Task details –
For the material that follows, list every line containing the word "panel".

Exercise input –
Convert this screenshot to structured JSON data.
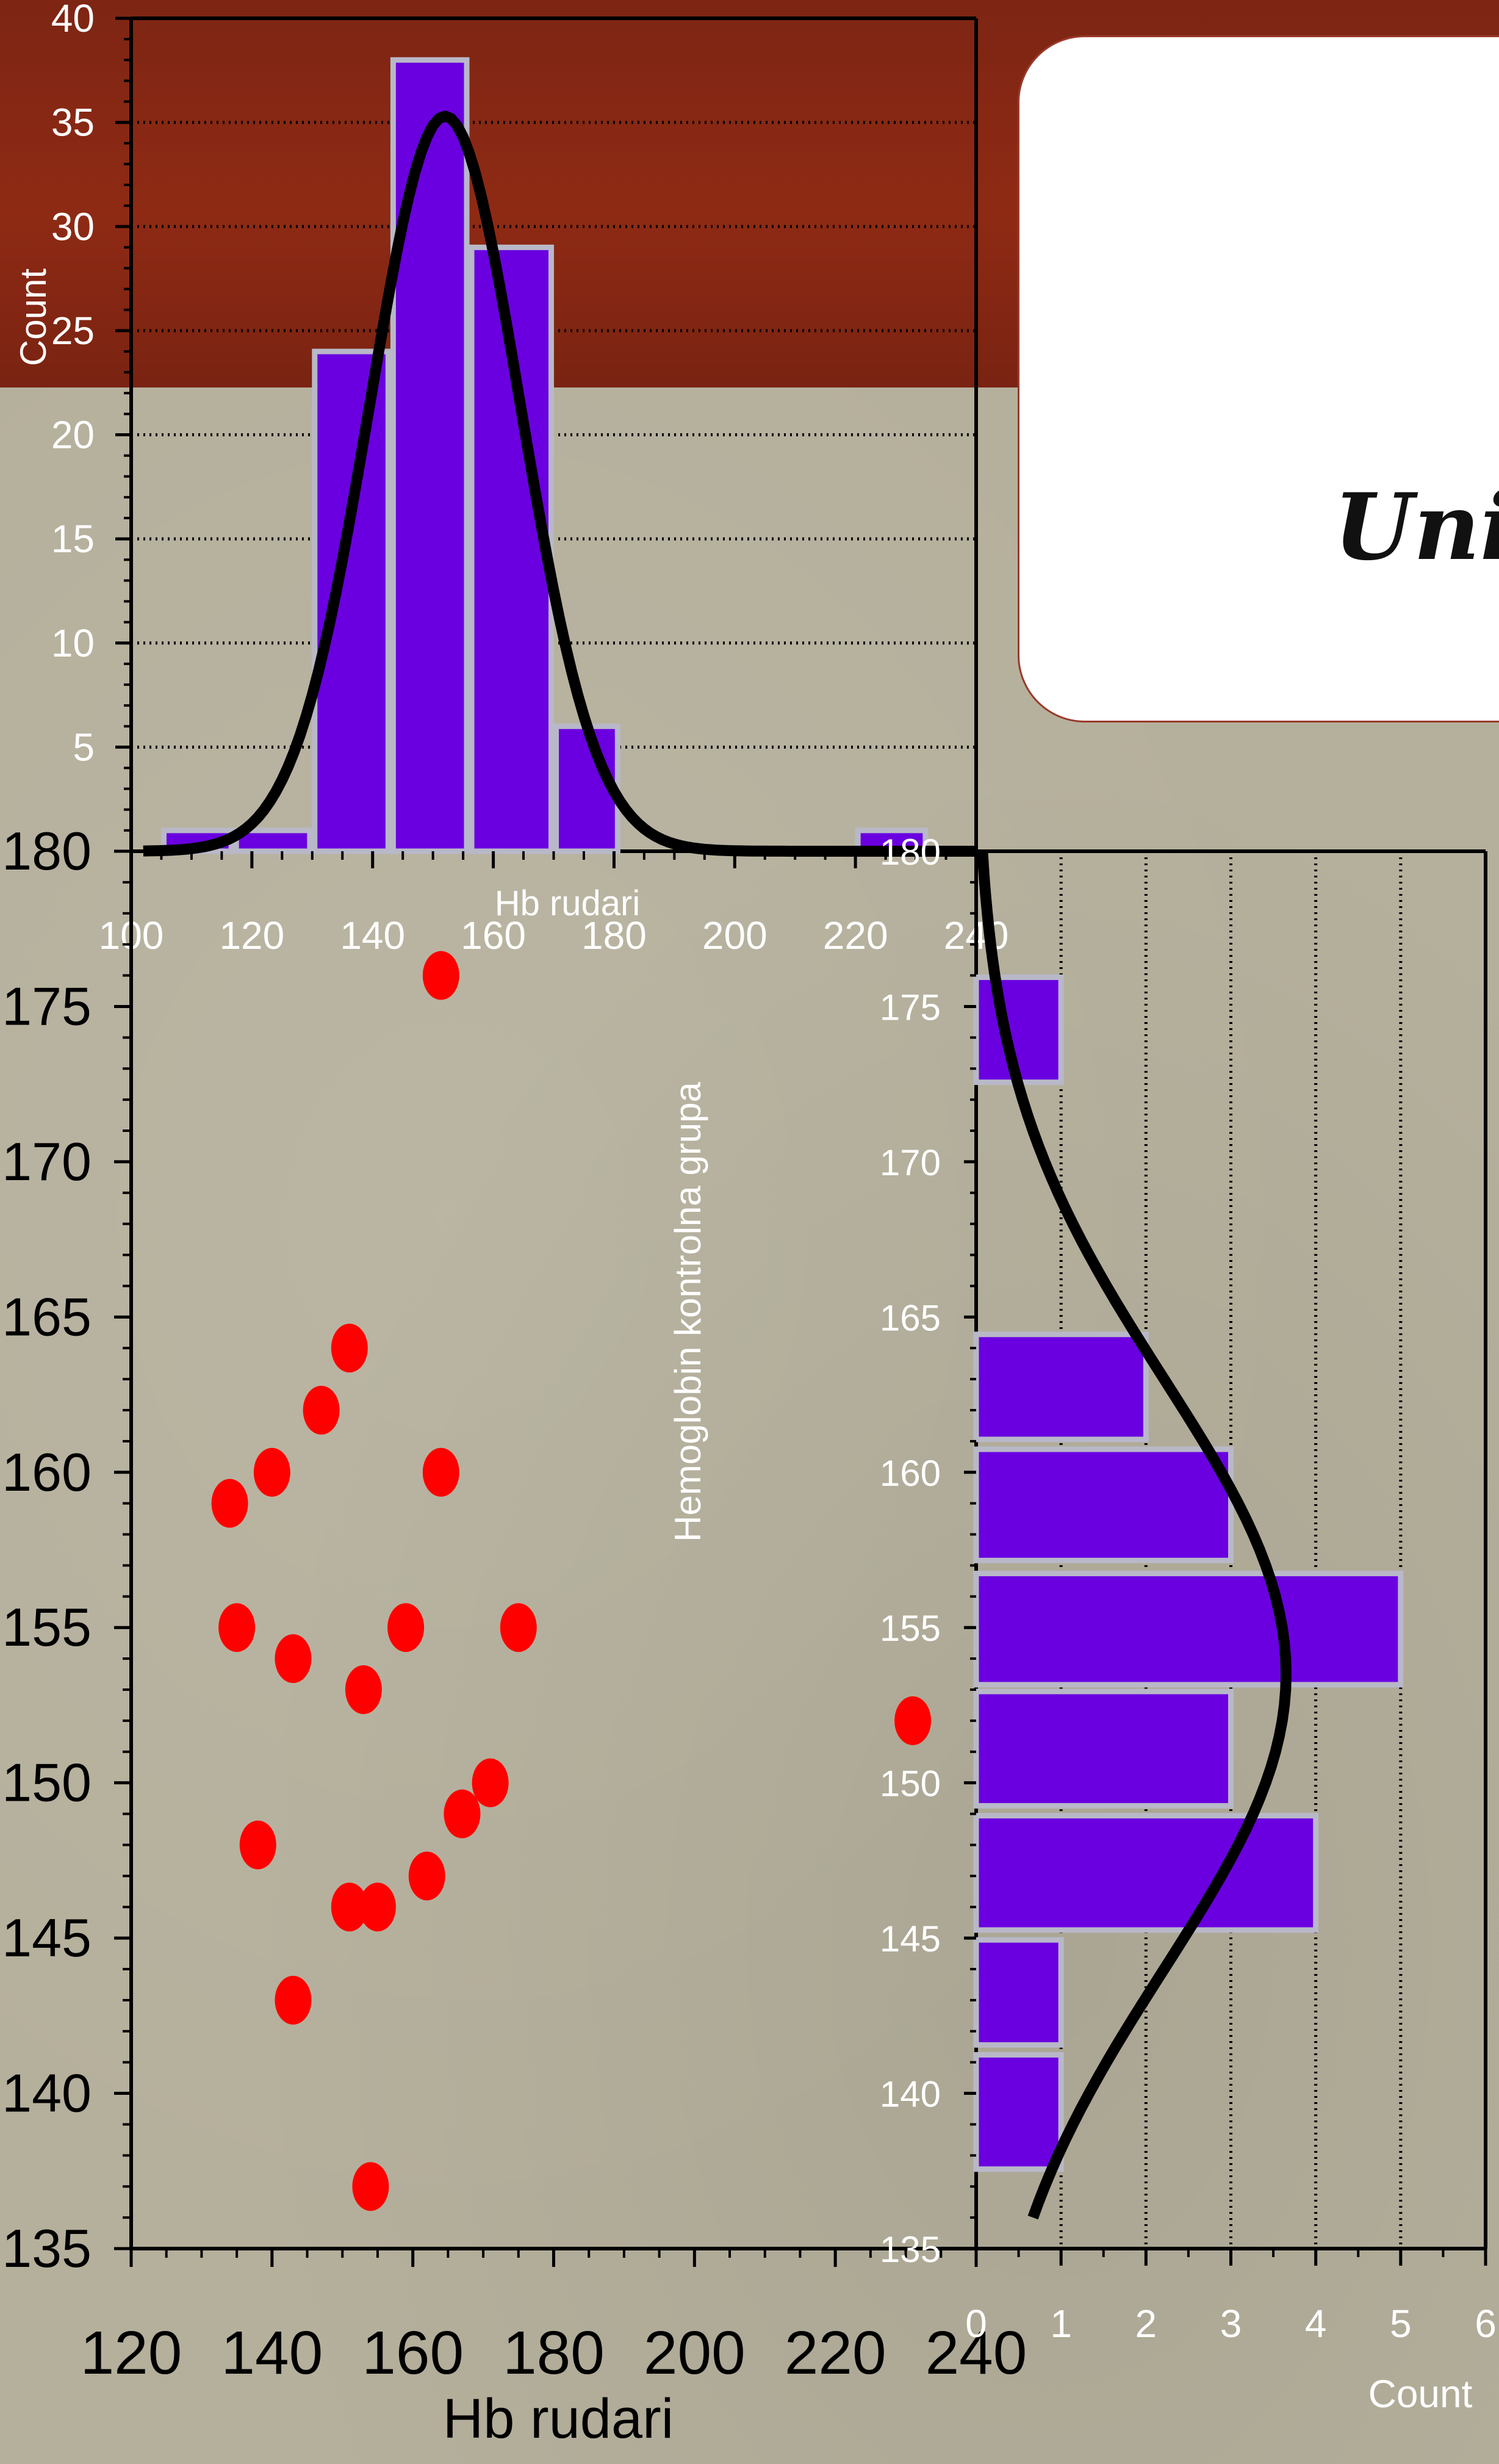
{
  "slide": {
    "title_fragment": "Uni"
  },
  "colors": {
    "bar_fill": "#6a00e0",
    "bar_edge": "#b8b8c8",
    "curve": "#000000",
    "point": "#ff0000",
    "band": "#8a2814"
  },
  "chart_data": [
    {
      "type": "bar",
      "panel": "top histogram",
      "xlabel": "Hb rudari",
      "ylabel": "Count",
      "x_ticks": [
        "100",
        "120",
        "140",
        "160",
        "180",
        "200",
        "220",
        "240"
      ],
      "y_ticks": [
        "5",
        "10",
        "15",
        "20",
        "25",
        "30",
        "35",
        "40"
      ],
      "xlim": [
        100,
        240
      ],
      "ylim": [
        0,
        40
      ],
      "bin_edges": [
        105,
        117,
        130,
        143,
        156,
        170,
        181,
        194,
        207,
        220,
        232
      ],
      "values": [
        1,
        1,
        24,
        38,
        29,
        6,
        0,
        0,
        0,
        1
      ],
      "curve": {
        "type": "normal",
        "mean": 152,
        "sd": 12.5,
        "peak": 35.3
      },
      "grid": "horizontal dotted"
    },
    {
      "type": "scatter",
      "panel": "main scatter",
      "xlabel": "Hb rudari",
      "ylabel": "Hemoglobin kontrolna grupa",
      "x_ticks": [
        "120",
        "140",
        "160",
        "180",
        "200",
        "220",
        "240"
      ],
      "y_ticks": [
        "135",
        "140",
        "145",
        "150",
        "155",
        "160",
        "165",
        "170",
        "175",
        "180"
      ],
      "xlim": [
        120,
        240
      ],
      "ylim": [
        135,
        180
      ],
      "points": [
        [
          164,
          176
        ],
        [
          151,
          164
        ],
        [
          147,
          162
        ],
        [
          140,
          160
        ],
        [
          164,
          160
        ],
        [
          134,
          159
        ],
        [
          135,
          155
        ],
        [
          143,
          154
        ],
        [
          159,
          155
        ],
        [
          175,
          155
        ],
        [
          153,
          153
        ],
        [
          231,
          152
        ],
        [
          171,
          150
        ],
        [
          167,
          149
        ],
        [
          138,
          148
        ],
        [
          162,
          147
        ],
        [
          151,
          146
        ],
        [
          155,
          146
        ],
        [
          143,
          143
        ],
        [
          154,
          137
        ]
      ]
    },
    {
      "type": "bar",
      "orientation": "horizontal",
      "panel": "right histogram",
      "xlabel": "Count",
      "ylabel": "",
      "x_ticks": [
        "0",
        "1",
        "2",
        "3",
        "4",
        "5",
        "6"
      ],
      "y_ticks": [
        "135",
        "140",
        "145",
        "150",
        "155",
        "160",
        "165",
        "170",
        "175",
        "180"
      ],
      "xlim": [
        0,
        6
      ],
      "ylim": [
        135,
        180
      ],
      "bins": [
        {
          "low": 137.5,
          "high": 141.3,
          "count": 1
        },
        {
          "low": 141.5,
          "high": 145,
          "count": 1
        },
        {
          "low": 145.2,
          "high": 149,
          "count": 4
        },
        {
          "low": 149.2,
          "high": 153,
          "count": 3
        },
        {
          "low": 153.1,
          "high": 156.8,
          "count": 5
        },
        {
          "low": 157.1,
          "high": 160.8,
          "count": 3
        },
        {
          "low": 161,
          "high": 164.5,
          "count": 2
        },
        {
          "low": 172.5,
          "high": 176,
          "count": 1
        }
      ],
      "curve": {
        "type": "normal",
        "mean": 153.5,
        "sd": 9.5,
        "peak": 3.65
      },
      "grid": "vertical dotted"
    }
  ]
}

Solution to this problem –
      "panel": "top histogram",
      "panel": "main scatter",
      "panel": "right histogram",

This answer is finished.